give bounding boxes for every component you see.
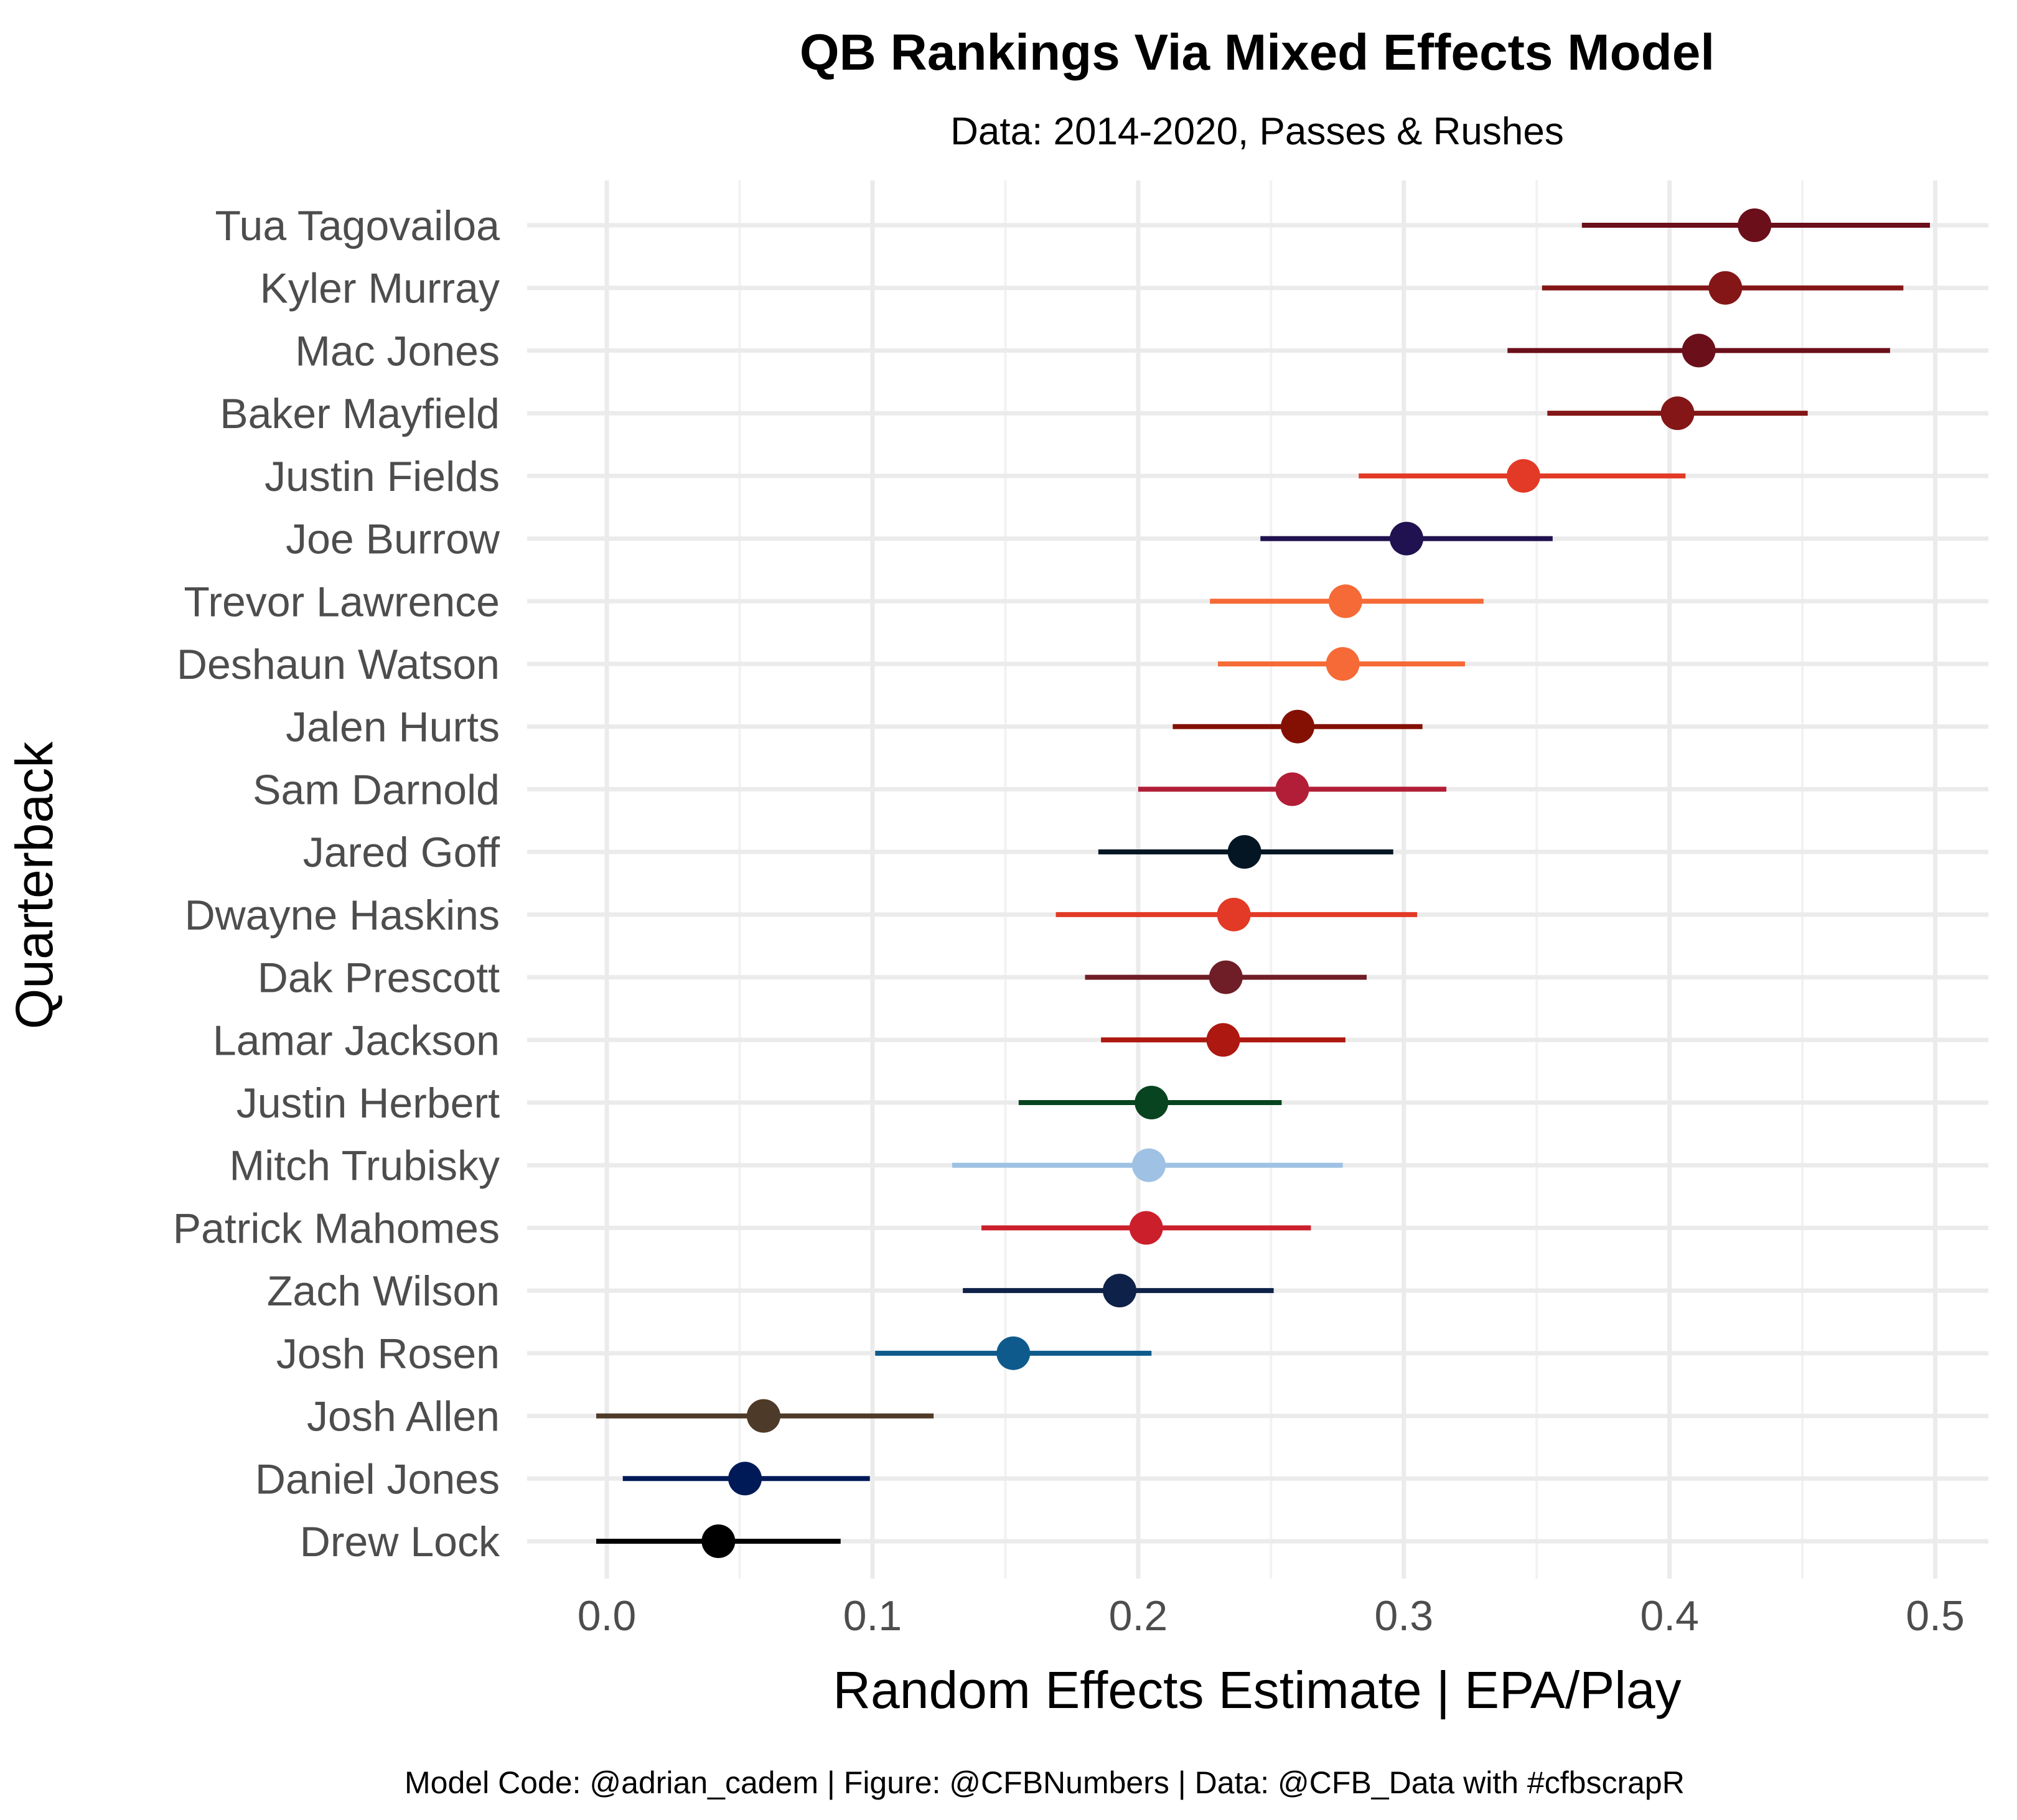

---

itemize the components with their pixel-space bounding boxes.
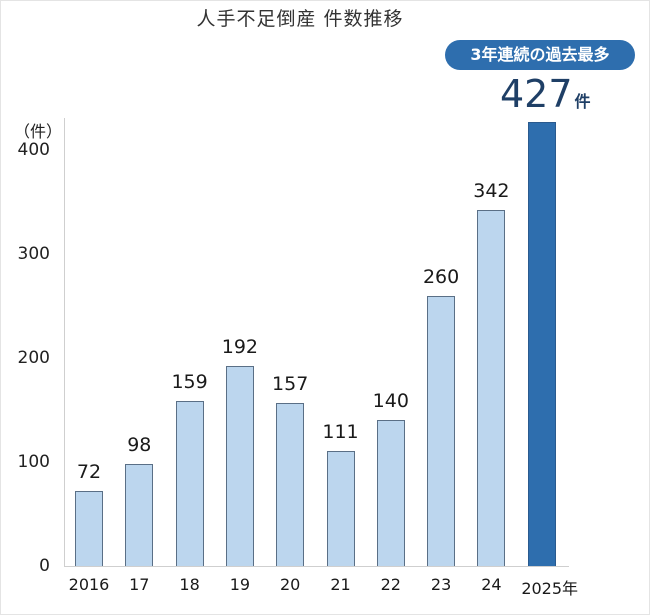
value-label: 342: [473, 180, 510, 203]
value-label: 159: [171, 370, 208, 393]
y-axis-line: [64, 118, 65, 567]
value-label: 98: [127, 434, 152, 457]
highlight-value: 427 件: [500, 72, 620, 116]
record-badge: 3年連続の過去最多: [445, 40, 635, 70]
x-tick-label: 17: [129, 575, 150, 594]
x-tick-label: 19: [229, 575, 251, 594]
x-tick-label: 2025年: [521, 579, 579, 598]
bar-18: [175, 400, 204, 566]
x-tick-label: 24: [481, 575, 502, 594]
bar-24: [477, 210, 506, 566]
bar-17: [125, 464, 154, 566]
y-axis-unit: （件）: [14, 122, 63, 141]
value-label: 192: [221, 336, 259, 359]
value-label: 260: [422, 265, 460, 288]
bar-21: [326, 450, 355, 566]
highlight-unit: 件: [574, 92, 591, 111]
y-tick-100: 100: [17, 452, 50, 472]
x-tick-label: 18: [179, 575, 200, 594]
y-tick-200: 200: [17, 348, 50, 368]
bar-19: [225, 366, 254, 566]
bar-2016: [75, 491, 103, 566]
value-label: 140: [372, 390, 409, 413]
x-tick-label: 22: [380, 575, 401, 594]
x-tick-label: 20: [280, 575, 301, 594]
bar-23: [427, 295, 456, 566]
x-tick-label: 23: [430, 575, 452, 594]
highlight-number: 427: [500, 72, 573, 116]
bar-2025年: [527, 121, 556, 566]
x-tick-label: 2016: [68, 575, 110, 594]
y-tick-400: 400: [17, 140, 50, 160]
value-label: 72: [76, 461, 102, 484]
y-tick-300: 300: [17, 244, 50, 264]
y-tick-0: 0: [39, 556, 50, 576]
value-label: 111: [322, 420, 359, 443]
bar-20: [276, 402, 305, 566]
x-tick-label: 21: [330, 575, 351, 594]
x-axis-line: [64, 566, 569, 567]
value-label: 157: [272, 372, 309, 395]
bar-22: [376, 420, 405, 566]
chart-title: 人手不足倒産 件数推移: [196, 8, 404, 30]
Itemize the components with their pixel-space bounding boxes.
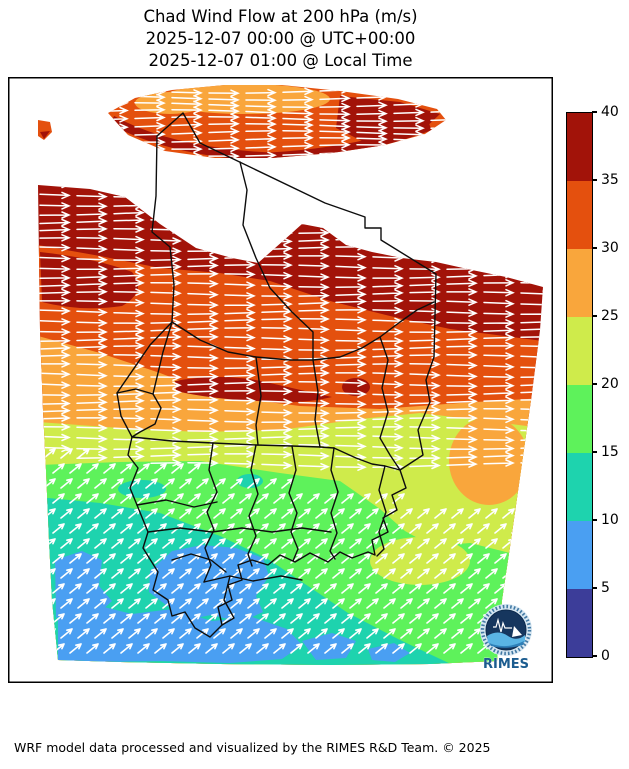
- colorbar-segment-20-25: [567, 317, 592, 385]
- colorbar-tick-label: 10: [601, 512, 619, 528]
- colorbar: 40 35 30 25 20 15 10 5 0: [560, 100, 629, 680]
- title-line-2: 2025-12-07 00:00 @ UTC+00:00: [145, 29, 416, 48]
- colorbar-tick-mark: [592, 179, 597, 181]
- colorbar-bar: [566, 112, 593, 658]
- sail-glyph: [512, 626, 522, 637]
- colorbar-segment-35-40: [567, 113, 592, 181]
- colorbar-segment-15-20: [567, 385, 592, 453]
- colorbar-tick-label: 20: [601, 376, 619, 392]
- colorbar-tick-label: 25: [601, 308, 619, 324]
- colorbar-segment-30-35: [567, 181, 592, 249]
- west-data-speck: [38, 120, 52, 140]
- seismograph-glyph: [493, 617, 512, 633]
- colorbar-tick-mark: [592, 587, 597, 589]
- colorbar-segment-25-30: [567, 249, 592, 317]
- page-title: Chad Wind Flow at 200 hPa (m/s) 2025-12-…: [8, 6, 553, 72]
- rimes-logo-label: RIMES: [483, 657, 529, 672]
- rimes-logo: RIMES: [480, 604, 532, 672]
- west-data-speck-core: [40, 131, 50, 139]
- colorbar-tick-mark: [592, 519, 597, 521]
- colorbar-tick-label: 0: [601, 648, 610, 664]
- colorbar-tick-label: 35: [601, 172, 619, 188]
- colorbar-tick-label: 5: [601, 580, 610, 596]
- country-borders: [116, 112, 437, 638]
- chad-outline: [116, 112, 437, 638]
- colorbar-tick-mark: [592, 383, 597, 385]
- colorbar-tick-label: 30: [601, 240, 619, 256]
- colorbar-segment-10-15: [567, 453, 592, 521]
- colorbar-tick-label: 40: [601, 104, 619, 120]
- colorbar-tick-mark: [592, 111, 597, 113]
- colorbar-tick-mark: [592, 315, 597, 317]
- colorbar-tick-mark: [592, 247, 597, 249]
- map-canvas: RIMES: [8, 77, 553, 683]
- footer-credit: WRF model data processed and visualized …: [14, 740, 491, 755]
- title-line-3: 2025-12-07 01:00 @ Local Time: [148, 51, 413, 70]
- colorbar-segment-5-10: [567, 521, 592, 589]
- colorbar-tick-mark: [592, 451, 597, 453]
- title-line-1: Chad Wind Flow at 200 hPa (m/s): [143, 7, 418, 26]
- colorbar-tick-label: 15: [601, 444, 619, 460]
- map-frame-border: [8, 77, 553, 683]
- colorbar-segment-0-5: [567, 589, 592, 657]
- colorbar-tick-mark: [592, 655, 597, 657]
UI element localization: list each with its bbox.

WHAT IS REQUIRED:
Which lines in the material above contain the string "space"? Pick out each one and copy it in full, and treat uppercase and lowercase as different.

TASK ANSWER:
itemize the components with their pixel-space bounding boxes.
Itemize the components with their pixel-space bounding boxes.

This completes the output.